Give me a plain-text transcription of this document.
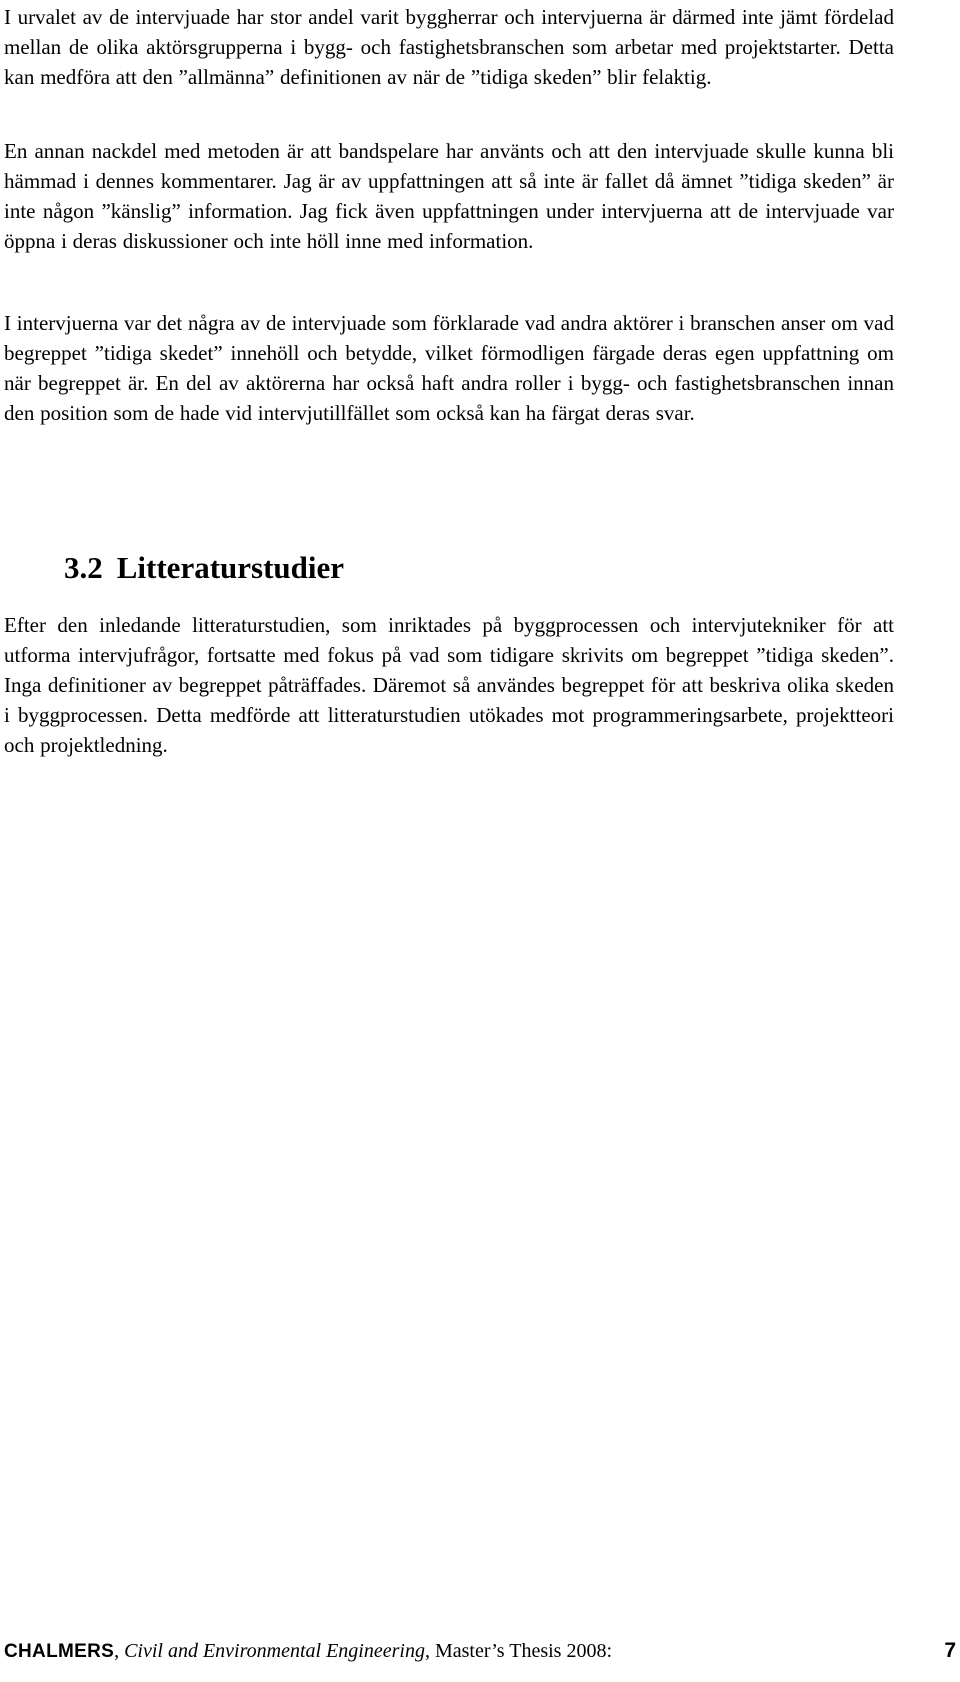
I urvalet av de intervjuade har stor andel varit byggherrar och intervjuerna är därmed inte jämt fördelad mellan de olika aktörsgrupperna i bygg- och fastighetsbranschen som arbetar med projektstarter. Detta kan medföra att den ”allmänna” definitionen av när de ”tidiga skeden” blir felaktig.

En annan nackdel med metoden är att bandspelare har använts och att den intervjuade skulle kunna bli hämmad i dennes kommentarer. Jag är av uppfattningen att så inte är fallet då ämnet ”tidiga skeden” är inte någon ”känslig” information. Jag fick även uppfattningen under intervjuerna att de intervjuade var öppna i deras diskussioner och inte höll inne med information.

I intervjuerna var det några av de intervjuade som förklarade vad andra aktörer i branschen anser om vad begreppet ”tidiga skedet” innehöll och betydde, vilket förmodligen färgade deras egen uppfattning om när begreppet är. En del av aktörerna har också haft andra roller i bygg- och fastighetsbranschen innan den position som de hade vid intervjutillfället som också kan ha färgat deras svar.

3.2 Litteraturstudier

Efter den inledande litteraturstudien, som inriktades på byggprocessen och intervjutekniker för att utforma intervjufrågor, fortsatte med fokus på vad som tidigare skrivits om begreppet ”tidiga skeden”. Inga definitioner av begreppet påträffades. Däremot så användes begreppet för att beskriva olika skeden i byggprocessen. Detta medförde att litteraturstudien utökades mot programmeringsarbete, projektteori och projektledning.

CHALMERS, Civil and Environmental Engineering, Master’s Thesis 2008:	7
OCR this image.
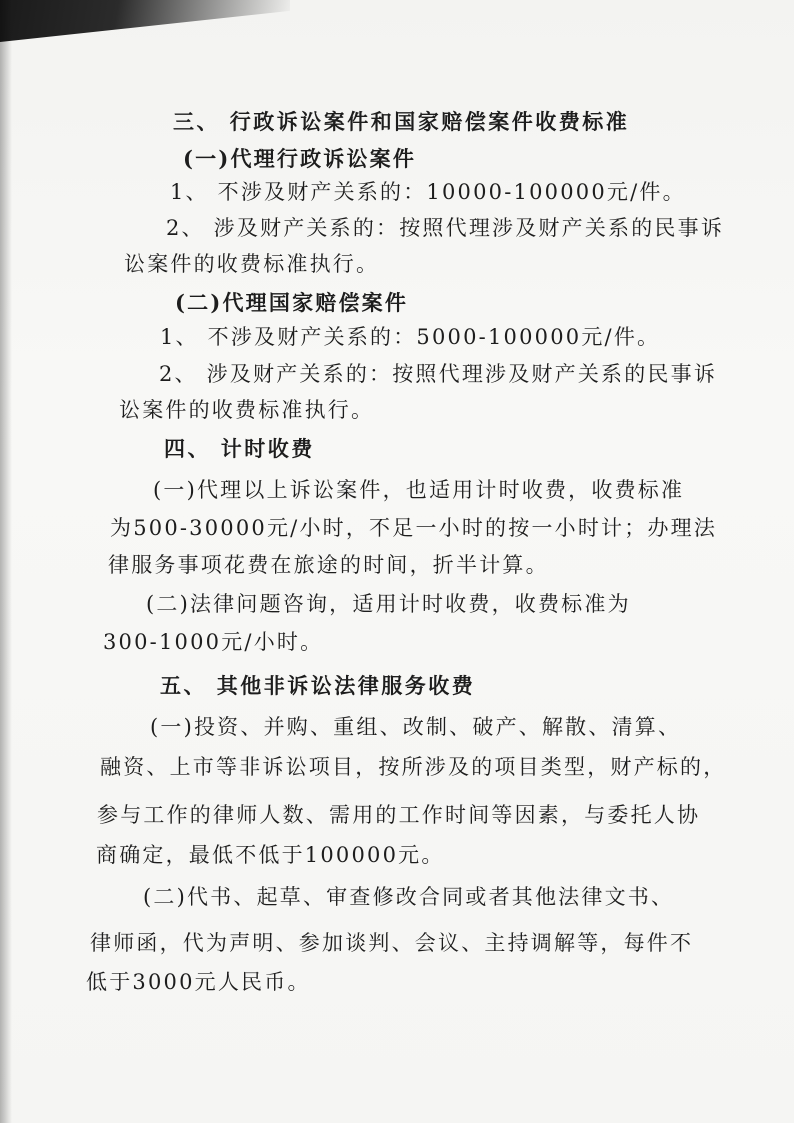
三、 行政诉讼案件和国家赔偿案件收费标准
(一)代理行政诉讼案件
1、 不涉及财产关系的：10000-100000元/件。
2、 涉及财产关系的：按照代理涉及财产关系的民事诉
讼案件的收费标准执行。
(二)代理国家赔偿案件
1、 不涉及财产关系的：5000-100000元/件。
2、 涉及财产关系的：按照代理涉及财产关系的民事诉
讼案件的收费标准执行。
四、 计时收费
(一)代理以上诉讼案件，也适用计时收费，收费标准
为500-30000元/小时，不足一小时的按一小时计；办理法
律服务事项花费在旅途的时间，折半计算。
(二)法律问题咨询，适用计时收费，收费标准为
300-1000元/小时。
五、 其他非诉讼法律服务收费
(一)投资、并购、重组、改制、破产、解散、清算、
融资、上市等非诉讼项目，按所涉及的项目类型，财产标的，
参与工作的律师人数、需用的工作时间等因素，与委托人协
商确定，最低不低于100000元。
(二)代书、起草、审查修改合同或者其他法律文书、
律师函，代为声明、参加谈判、会议、主持调解等，每件不
低于3000元人民币。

· · ·

▶ _STATED GOAL_: Transcribe the full listing above exactly, with the images removed.

▶ _IN RESPONSE_:
Give me a plain-text transcription of this document.
I urvalet av de intervjuade har stor andel varit byggherrar och intervjuerna är därmed inte jämt fördelad mellan de olika aktörsgrupperna i bygg- och fastighetsbranschen som arbetar med projektstarter. Detta kan medföra att den ”allmänna” definitionen av när de ”tidiga skeden” blir felaktig.

En annan nackdel med metoden är att bandspelare har använts och att den intervjuade skulle kunna bli hämmad i dennes kommentarer. Jag är av uppfattningen att så inte är fallet då ämnet ”tidiga skeden” är inte någon ”känslig” information. Jag fick även uppfattningen under intervjuerna att de intervjuade var öppna i deras diskussioner och inte höll inne med information.

I intervjuerna var det några av de intervjuade som förklarade vad andra aktörer i branschen anser om vad begreppet ”tidiga skedet” innehöll och betydde, vilket förmodligen färgade deras egen uppfattning om när begreppet är. En del av aktörerna har också haft andra roller i bygg- och fastighetsbranschen innan den position som de hade vid intervjutillfället som också kan ha färgat deras svar.

3.2 Litteraturstudier

Efter den inledande litteraturstudien, som inriktades på byggprocessen och intervjutekniker för att utforma intervjufrågor, fortsatte med fokus på vad som tidigare skrivits om begreppet ”tidiga skeden”. Inga definitioner av begreppet påträffades. Däremot så användes begreppet för att beskriva olika skeden i byggprocessen. Detta medförde att litteraturstudien utökades mot programmeringsarbete, projektteori och projektledning.

CHALMERS, Civil and Environmental Engineering, Master’s Thesis 2008:	7
OCR this image.
三、 行政诉讼案件和国家赔偿案件收费标准
(一)代理行政诉讼案件
1、 不涉及财产关系的：10000-100000元/件。
2、 涉及财产关系的：按照代理涉及财产关系的民事诉
讼案件的收费标准执行。
(二)代理国家赔偿案件
1、 不涉及财产关系的：5000-100000元/件。
2、 涉及财产关系的：按照代理涉及财产关系的民事诉
讼案件的收费标准执行。
四、 计时收费
(一)代理以上诉讼案件，也适用计时收费，收费标准
为500-30000元/小时，不足一小时的按一小时计；办理法
律服务事项花费在旅途的时间，折半计算。
(二)法律问题咨询，适用计时收费，收费标准为
300-1000元/小时。
五、 其他非诉讼法律服务收费
(一)投资、并购、重组、改制、破产、解散、清算、
融资、上市等非诉讼项目，按所涉及的项目类型，财产标的，
参与工作的律师人数、需用的工作时间等因素，与委托人协
商确定，最低不低于100000元。
(二)代书、起草、审查修改合同或者其他法律文书、
律师函，代为声明、参加谈判、会议、主持调解等，每件不
低于3000元人民币。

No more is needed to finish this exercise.